---------- Quoted passage
In pitching their argument, the ICT Chamber played the local content card in a very calculated way to whip up emotions rather than critical reasoning. They posited that the spectra up for grabs are the "most priced assets of the country" and it would be dangerous to put them in the hands of foreign entities, as in the multinational telcos in Ghana now. They also stated that when government gave the BWA licenses to Surfline, Blu and Goldkey, government promised to allow them to make and recoup their investment and make "a handsome return on their investment" before allowing competition into the space. One is yet to see that promise and who made it, but the ICT Chamber is bent on questioning government's integrity for failing on that supposed promise.

Speaking of local content, the opportunity to invest into Ghana's mobile broadband and telecom industry for the benefit of Ghanaians did not come today. It has been here for decades. Indeed the initial licenses were all awarded to Ghanaians and eventually they sold either majority shares or all the shares to the multinationals. It is the multinationals who brought in heavy doses of cash, largely borrowed from abroad, and took all the risks and invested to make the industry what it is today. The multinationals are employing millions of Ghanaians directly and indirectly and they continue to invest millions of dollars every year to improve services. ICT Chamber talks of US$200million investment in three years, but 3G multinationals are investing probably three times that amount in just a year. MTN Ghana alone has earmarked US$120million for investment this year. Even if the each four other GSM players invest half of that a year, that is way more than the US$200million the Chamber is boasting about.

Besides, the telcos investments have led to the creation of several value added service providers (VASPs) and several other innovations in other sectors. Their investments have opened the eyes of Ghanaians to the benefits of mobile technology services and now Ghanaian investors can see the need to also look at telecoms. Local investors who took the easy way and avoided the risk in investing in telecoms, have now seen the need to come into telecoms and they want everyone to be shortchanged in their favor as they come.

There is a popular Akan adage which says "Okomfo bone-a watena oyarifo ho ama Okomfopa abetow no, yen yi no emma" to wit "the bad traditional priest who sustained the infirm for the good traditional priest to come meet the infirm alive should not be thrown to the dogs." In other words, no matter how bad you think a person is, once he kept a dying man alive for the doctors to come meet him alive, he deserves praise rather than condemnation. But the ICH Chamber is starting its campaign by telling the public how the 3G guys have failed to deploy their existing resource and yet they want new spectra.

Interesting argument, because just three years ago, the members of the ICT Chamber were also given some of Ghana's most priced assets. As we speak one is working, the other is pretending and the last one is just dormant. So what have they also done with the resource put in their hands for cheap to warrant more of the same for cheap? Meanwhile, how long must Ghanaians wait to start enjoying their resource affordably and on a wide scale?

Why would the ICT Chamber members come into a competitive market and seek protection from the people who have invested heavily to make it juicy and attractive? As we speak, MTN is about the only telco in Ghana making real profit after tax. The rest are not but they keep investing heavily to improve network quality with the hope of getting some returns over time. Who is giving them protection while tour struggle to make "handsome returns on their investments"?
--------------------
---------- Given information
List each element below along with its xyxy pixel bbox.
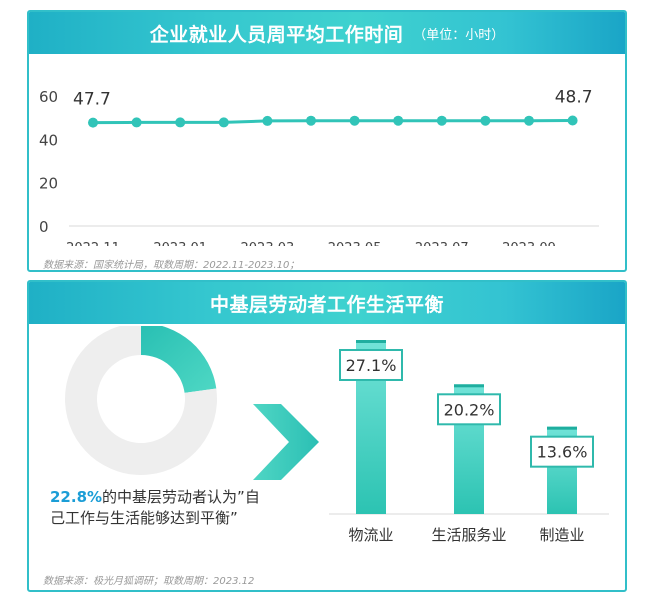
--------------------
Written tasks:
- 1) Recast the paragraph of the spectrum article that begins "Speaking of local content" as a short bulleted list that keeps its main facts.
- 2) Proceed with the spectrum article, continuing after its final paragraph.
The listing plays no part in what comes next.

Response list:
- 1)
- The chance to invest in Ghana's mobile broadband and telecom industry for Ghanaians' benefit has existed for decades.
- The first licenses all went to Ghanaians, who later sold majority or full stakes to multinationals.
- The multinationals brought in heavy cash, largely borrowed abroad, took the risks and built the industry.
- They employ millions of Ghanaians directly and indirectly and invest millions of dollars each year to improve services.
- The ICT Chamber cites US$200 million over three years, while 3G multinationals likely invest about three times that in a single year.
- MTN Ghana alone has earmarked US$120 million this year. If the four other GSM players each invest half that yearly, the total far exceeds the Chamber's figure.

- 2)
There is no telling how important this new spectra would be to the telcos' effort at improving service quality for Ghanaians and also open the door for more innovations like mobile health, mobile education, mobile agriculture and many more. So 4G LTE is not the only benefit to be derived from the spectra going on auction; better data speeds, voice quality and many more are assured on 3G as well, so what is the ICT Chamber saying?

Again, speaking of local content, Ghana's agricultural sector needs more sophisticated local content than the competitive telecom industry. One wonders why the few rich Ghanaians whose interests in this big business has been tagged local content, are not going into agriculture if they really want to help this country. Telecoms is not for the faint hearted. It is not for small boys. After all, all the other telecom licenses, apart from Glo's were given to Ghanaians, but today, where are they – if it was that easy for Ghanaians to make the required investment, why did they sell them? Even government sold majority of its shares in Ghana Telecoms to Vodafone. Let no one come seeking protection just to deny the greater majority of Ghanaians for their selfish interest now, only to turn around and sell to a spaghetti of foreign companies tomorrow.

One other issue of interest is the fact that the BWA licensees think three years was not enough for them to have achieved a lot. MTN acquired Areeba in 2006 when there were only 2.5million customers. In three years MTN grew sub base to more than 8million. Three years is a long time in the life of a telecoms operator. What have the BWA license holders been doing in three years? Together they can't even boast of 40,000 customers, the last time one checked. Abysmal, and they want more spectra for less and at the expense of everybody else.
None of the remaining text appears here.